## [Raw records]
+ + + + +
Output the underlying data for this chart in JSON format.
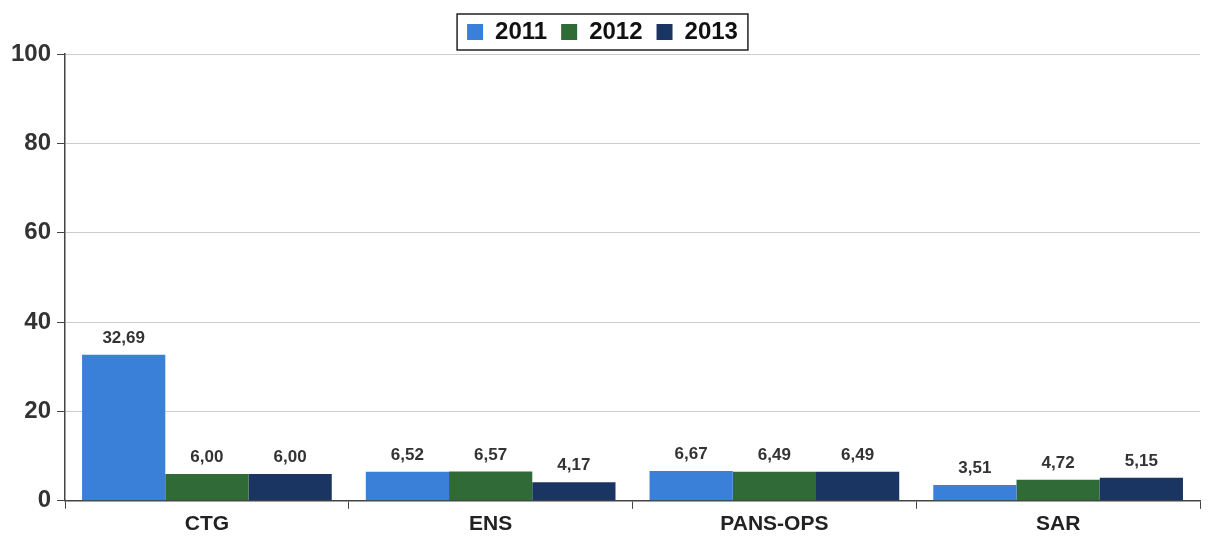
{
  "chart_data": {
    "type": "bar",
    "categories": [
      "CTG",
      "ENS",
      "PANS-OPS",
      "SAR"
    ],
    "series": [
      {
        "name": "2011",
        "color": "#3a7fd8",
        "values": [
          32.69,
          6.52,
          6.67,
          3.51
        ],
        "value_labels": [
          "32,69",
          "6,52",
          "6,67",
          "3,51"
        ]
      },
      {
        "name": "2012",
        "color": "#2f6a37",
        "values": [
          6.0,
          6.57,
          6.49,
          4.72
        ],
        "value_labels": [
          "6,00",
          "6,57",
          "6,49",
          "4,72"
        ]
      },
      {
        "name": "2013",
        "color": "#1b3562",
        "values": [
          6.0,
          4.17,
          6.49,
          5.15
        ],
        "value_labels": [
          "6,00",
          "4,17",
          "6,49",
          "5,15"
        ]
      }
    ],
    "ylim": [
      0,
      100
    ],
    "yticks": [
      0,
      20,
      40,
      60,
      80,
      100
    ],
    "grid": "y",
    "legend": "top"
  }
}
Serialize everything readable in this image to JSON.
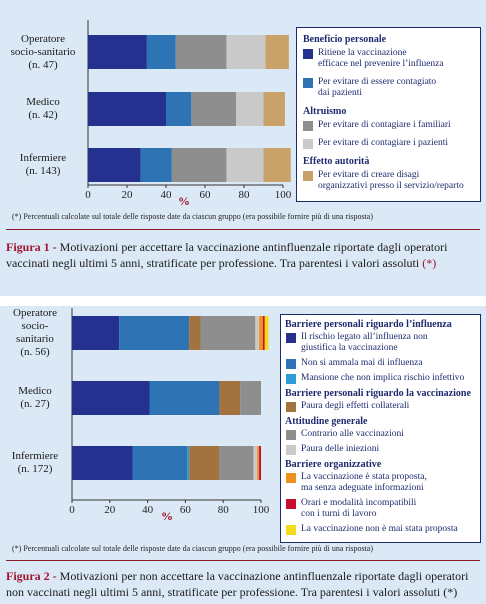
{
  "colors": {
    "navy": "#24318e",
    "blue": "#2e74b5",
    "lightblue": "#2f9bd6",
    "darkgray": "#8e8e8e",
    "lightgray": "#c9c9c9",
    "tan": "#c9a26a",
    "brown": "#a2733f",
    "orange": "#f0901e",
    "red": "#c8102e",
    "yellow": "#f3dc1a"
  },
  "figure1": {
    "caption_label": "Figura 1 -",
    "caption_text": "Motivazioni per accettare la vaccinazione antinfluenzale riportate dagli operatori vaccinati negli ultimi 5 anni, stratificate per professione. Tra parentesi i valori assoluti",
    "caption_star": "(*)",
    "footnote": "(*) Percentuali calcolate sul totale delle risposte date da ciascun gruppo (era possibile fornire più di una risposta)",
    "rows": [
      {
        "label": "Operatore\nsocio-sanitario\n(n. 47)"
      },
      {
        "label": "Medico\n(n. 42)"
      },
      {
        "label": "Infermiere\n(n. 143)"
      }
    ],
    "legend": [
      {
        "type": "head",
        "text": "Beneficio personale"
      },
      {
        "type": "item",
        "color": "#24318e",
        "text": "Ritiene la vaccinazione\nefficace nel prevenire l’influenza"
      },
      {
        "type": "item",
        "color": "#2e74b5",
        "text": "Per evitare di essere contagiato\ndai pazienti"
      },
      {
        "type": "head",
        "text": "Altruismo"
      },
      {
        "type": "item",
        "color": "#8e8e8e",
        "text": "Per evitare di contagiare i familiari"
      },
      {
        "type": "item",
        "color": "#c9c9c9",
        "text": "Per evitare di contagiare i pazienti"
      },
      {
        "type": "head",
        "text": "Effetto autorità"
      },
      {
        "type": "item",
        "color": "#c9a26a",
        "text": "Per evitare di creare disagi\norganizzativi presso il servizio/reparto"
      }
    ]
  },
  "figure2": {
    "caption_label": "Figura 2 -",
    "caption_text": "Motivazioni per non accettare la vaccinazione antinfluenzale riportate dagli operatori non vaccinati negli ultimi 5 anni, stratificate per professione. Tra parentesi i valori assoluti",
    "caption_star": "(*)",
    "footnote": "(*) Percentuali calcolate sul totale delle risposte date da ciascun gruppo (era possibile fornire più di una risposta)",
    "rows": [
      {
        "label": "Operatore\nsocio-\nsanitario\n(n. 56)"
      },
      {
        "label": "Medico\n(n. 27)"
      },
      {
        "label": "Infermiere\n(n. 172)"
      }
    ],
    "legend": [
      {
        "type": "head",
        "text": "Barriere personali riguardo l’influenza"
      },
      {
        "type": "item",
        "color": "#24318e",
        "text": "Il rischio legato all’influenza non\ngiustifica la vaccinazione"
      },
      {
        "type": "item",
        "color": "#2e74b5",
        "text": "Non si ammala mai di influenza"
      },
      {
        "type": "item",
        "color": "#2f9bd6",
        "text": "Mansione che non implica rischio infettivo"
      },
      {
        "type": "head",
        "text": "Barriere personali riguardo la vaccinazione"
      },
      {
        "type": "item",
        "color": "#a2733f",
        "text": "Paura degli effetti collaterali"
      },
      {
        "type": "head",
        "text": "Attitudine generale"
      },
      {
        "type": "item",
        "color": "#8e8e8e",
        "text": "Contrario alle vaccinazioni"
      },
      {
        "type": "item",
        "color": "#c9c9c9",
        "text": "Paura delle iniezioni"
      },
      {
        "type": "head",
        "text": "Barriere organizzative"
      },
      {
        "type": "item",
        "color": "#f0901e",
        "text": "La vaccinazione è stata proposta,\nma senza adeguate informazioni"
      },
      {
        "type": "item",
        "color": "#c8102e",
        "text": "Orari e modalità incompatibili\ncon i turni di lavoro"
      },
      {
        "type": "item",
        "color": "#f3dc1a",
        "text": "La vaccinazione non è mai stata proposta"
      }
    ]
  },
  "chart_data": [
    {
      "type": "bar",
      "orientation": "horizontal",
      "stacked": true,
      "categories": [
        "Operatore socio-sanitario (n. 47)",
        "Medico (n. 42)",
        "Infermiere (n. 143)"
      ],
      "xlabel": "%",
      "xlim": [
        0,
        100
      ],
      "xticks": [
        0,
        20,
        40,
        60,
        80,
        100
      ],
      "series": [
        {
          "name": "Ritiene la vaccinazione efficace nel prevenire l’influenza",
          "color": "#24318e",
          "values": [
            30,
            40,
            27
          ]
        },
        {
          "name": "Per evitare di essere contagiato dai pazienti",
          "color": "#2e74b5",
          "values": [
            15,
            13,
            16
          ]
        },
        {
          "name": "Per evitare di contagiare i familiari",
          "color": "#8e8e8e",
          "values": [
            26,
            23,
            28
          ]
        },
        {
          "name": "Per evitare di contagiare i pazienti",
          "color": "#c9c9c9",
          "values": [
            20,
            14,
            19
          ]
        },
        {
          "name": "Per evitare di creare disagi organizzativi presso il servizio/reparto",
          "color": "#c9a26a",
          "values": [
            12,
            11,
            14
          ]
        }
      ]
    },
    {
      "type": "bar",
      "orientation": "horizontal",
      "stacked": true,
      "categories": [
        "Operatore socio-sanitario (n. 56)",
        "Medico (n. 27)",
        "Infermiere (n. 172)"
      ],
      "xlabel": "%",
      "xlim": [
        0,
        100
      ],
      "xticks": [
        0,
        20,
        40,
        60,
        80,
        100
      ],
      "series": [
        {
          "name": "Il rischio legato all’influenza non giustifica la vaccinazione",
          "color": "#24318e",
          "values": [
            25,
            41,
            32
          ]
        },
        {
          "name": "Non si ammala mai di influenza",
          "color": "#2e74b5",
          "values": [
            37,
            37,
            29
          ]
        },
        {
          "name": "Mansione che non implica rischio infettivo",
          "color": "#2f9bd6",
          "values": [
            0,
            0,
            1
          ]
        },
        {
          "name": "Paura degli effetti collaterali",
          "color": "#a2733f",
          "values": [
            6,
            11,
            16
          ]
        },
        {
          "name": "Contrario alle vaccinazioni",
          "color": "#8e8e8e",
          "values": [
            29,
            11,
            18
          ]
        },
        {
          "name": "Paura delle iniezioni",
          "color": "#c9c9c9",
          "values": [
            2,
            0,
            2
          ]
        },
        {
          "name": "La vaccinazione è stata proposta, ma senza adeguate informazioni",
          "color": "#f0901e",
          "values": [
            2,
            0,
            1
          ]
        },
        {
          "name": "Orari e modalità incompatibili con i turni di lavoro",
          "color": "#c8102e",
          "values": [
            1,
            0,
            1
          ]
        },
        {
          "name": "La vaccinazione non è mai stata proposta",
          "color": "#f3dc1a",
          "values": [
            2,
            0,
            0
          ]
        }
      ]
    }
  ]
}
+ + + + +
## [Exercise objective]
Filter the listing above for the string "turni" and copy every matching line.

## [Worked answer]
        "text": "Orari e modalità incompatibili\ncon i turni di lavoro"
          "name": "Orari e modalità incompatibili con i turni di lavoro",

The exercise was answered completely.